Stored entries:
- - - -

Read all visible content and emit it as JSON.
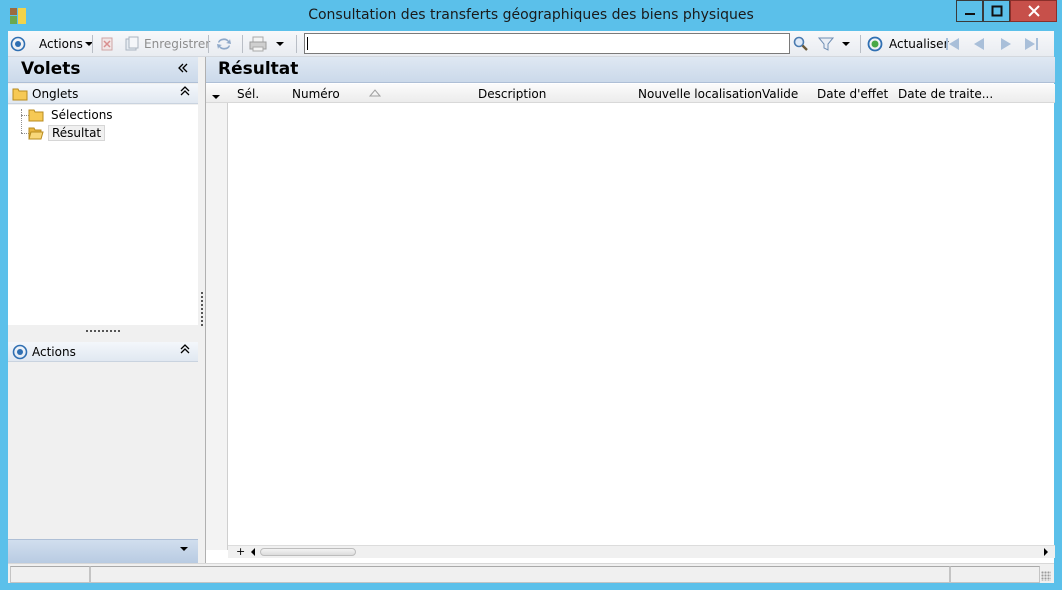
{
  "window": {
    "title": "Consultation des transferts géographiques des biens physiques",
    "controls": [
      "minimize-icon",
      "maximize-icon",
      "close-icon"
    ]
  },
  "toolbar": {
    "actions_label": "Actions",
    "save_label": "Enregistrer",
    "refresh_label": "Actualiser",
    "search_value": "",
    "icons": [
      "target-icon",
      "delete-icon",
      "save-icon",
      "sync-icon",
      "print-icon",
      "search-icon",
      "filter-icon",
      "refresh-icon",
      "first-icon",
      "prev-icon",
      "next-icon",
      "last-icon"
    ]
  },
  "left_panel": {
    "title": "Volets",
    "onglets": {
      "label": "Onglets",
      "items": [
        {
          "label": "Sélections"
        },
        {
          "label": "Résultat"
        }
      ]
    },
    "actions": {
      "label": "Actions"
    }
  },
  "right_panel": {
    "title": "Résultat",
    "columns": [
      "Sél.",
      "Numéro",
      "Description",
      "Nouvelle localisation",
      "Valide",
      "Date d'effet",
      "Date de traite..."
    ],
    "rows": []
  },
  "colors": {
    "window_frame": "#5bc0ea",
    "close_button": "#c7504a",
    "header_gradient": "#cbd9ea"
  }
}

- - - -

**OBJECTIVE**
Quote the entries in full. Any image among them is to be omitted from the copy.

**EXERCISE RESPONSE**
Read all visible content and emit it as JSON.
{
  "window": {
    "title": "Consultation des transferts géographiques des biens physiques",
    "controls": [
      "minimize-icon",
      "maximize-icon",
      "close-icon"
    ]
  },
  "toolbar": {
    "actions_label": "Actions",
    "save_label": "Enregistrer",
    "refresh_label": "Actualiser",
    "search_value": "",
    "icons": [
      "target-icon",
      "delete-icon",
      "save-icon",
      "sync-icon",
      "print-icon",
      "search-icon",
      "filter-icon",
      "refresh-icon",
      "first-icon",
      "prev-icon",
      "next-icon",
      "last-icon"
    ]
  },
  "left_panel": {
    "title": "Volets",
    "onglets": {
      "label": "Onglets",
      "items": [
        {
          "label": "Sélections"
        },
        {
          "label": "Résultat"
        }
      ]
    },
    "actions": {
      "label": "Actions"
    }
  },
  "right_panel": {
    "title": "Résultat",
    "columns": [
      "Sél.",
      "Numéro",
      "Description",
      "Nouvelle localisation",
      "Valide",
      "Date d'effet",
      "Date de traite..."
    ],
    "rows": []
  },
  "colors": {
    "window_frame": "#5bc0ea",
    "close_button": "#c7504a",
    "header_gradient": "#cbd9ea"
  }
}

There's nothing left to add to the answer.